What needs to be done - Please output the lines shown below exactly as they appear.

Dataset rows -
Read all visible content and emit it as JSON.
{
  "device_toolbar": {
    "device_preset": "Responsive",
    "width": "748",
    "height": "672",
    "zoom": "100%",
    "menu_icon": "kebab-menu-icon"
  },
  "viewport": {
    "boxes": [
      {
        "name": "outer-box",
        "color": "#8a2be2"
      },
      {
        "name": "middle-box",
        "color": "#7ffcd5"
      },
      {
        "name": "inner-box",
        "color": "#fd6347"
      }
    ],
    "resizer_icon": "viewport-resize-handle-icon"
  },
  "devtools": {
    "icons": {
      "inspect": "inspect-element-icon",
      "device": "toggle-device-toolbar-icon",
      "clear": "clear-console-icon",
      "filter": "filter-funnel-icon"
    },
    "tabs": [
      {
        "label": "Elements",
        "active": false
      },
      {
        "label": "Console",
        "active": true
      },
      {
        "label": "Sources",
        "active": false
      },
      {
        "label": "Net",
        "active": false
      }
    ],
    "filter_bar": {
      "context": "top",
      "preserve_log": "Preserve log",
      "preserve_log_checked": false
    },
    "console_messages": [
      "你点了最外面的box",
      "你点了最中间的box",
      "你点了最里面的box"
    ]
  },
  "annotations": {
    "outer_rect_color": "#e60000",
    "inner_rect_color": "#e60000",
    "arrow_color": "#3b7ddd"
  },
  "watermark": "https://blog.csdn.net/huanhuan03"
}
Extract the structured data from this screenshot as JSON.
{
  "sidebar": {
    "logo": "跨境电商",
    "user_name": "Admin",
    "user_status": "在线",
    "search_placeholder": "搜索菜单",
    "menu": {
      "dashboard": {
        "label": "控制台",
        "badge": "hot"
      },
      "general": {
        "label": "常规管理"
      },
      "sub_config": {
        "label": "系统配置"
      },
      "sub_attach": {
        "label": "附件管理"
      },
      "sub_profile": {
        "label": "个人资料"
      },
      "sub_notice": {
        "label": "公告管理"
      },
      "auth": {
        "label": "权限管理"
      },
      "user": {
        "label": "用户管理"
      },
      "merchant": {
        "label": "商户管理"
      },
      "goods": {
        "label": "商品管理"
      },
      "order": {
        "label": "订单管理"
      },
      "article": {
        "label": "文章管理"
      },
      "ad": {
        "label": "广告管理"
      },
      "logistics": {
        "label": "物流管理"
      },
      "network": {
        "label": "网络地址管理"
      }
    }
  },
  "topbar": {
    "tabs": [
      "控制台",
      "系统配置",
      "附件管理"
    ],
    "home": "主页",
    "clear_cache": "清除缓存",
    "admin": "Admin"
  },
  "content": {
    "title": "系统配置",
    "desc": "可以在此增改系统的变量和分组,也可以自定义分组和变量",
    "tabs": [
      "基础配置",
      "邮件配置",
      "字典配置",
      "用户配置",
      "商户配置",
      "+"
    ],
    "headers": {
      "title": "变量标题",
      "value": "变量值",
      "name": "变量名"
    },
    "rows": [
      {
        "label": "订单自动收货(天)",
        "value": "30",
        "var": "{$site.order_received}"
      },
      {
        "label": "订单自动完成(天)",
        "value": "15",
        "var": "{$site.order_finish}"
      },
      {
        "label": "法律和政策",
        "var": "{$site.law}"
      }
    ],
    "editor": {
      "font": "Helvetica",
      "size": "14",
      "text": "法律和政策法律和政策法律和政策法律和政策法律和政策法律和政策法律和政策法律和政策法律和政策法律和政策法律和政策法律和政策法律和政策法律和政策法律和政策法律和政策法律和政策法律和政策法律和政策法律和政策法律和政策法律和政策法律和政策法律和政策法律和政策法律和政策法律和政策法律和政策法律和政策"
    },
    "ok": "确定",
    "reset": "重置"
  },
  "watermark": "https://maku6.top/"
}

Reply to the task -
Read all visible content and emit it as JSON.
{
  "device_toolbar": {
    "device_preset": "Responsive",
    "width": "748",
    "height": "672",
    "zoom": "100%",
    "menu_icon": "kebab-menu-icon"
  },
  "viewport": {
    "boxes": [
      {
        "name": "outer-box",
        "color": "#8a2be2"
      },
      {
        "name": "middle-box",
        "color": "#7ffcd5"
      },
      {
        "name": "inner-box",
        "color": "#fd6347"
      }
    ],
    "resizer_icon": "viewport-resize-handle-icon"
  },
  "devtools": {
    "icons": {
      "inspect": "inspect-element-icon",
      "device": "toggle-device-toolbar-icon",
      "clear": "clear-console-icon",
      "filter": "filter-funnel-icon"
    },
    "tabs": [
      {
        "label": "Elements",
        "active": false
      },
      {
        "label": "Console",
        "active": true
      },
      {
        "label": "Sources",
        "active": false
      },
      {
        "label": "Net",
        "active": false
      }
    ],
    "filter_bar": {
      "context": "top",
      "preserve_log": "Preserve log",
      "preserve_log_checked": false
    },
    "console_messages": [
      "你点了最外面的box",
      "你点了最中间的box",
      "你点了最里面的box"
    ]
  },
  "annotations": {
    "outer_rect_color": "#e60000",
    "inner_rect_color": "#e60000",
    "arrow_color": "#3b7ddd"
  },
  "watermark": "https://blog.csdn.net/huanhuan03"
}
Extract the structured data from this screenshot as JSON.
{
  "sidebar": {
    "logo": "跨境电商",
    "user_name": "Admin",
    "user_status": "在线",
    "search_placeholder": "搜索菜单",
    "menu": {
      "dashboard": {
        "label": "控制台",
        "badge": "hot"
      },
      "general": {
        "label": "常规管理"
      },
      "sub_config": {
        "label": "系统配置"
      },
      "sub_attach": {
        "label": "附件管理"
      },
      "sub_profile": {
        "label": "个人资料"
      },
      "sub_notice": {
        "label": "公告管理"
      },
      "auth": {
        "label": "权限管理"
      },
      "user": {
        "label": "用户管理"
      },
      "merchant": {
        "label": "商户管理"
      },
      "goods": {
        "label": "商品管理"
      },
      "order": {
        "label": "订单管理"
      },
      "article": {
        "label": "文章管理"
      },
      "ad": {
        "label": "广告管理"
      },
      "logistics": {
        "label": "物流管理"
      },
      "network": {
        "label": "网络地址管理"
      }
    }
  },
  "topbar": {
    "tabs": [
      "控制台",
      "系统配置",
      "附件管理"
    ],
    "home": "主页",
    "clear_cache": "清除缓存",
    "admin": "Admin"
  },
  "content": {
    "title": "系统配置",
    "desc": "可以在此增改系统的变量和分组,也可以自定义分组和变量",
    "tabs": [
      "基础配置",
      "邮件配置",
      "字典配置",
      "用户配置",
      "商户配置",
      "+"
    ],
    "headers": {
      "title": "变量标题",
      "value": "变量值",
      "name": "变量名"
    },
    "rows": [
      {
        "label": "订单自动收货(天)",
        "value": "30",
        "var": "{$site.order_received}"
      },
      {
        "label": "订单自动完成(天)",
        "value": "15",
        "var": "{$site.order_finish}"
      },
      {
        "label": "法律和政策",
        "var": "{$site.law}"
      }
    ],
    "editor": {
      "font": "Helvetica",
      "size": "14",
      "text": "法律和政策法律和政策法律和政策法律和政策法律和政策法律和政策法律和政策法律和政策法律和政策法律和政策法律和政策法律和政策法律和政策法律和政策法律和政策法律和政策法律和政策法律和政策法律和政策法律和政策法律和政策法律和政策法律和政策法律和政策法律和政策法律和政策法律和政策法律和政策法律和政策"
    },
    "ok": "确定",
    "reset": "重置"
  },
  "watermark": "https://maku6.top/"
}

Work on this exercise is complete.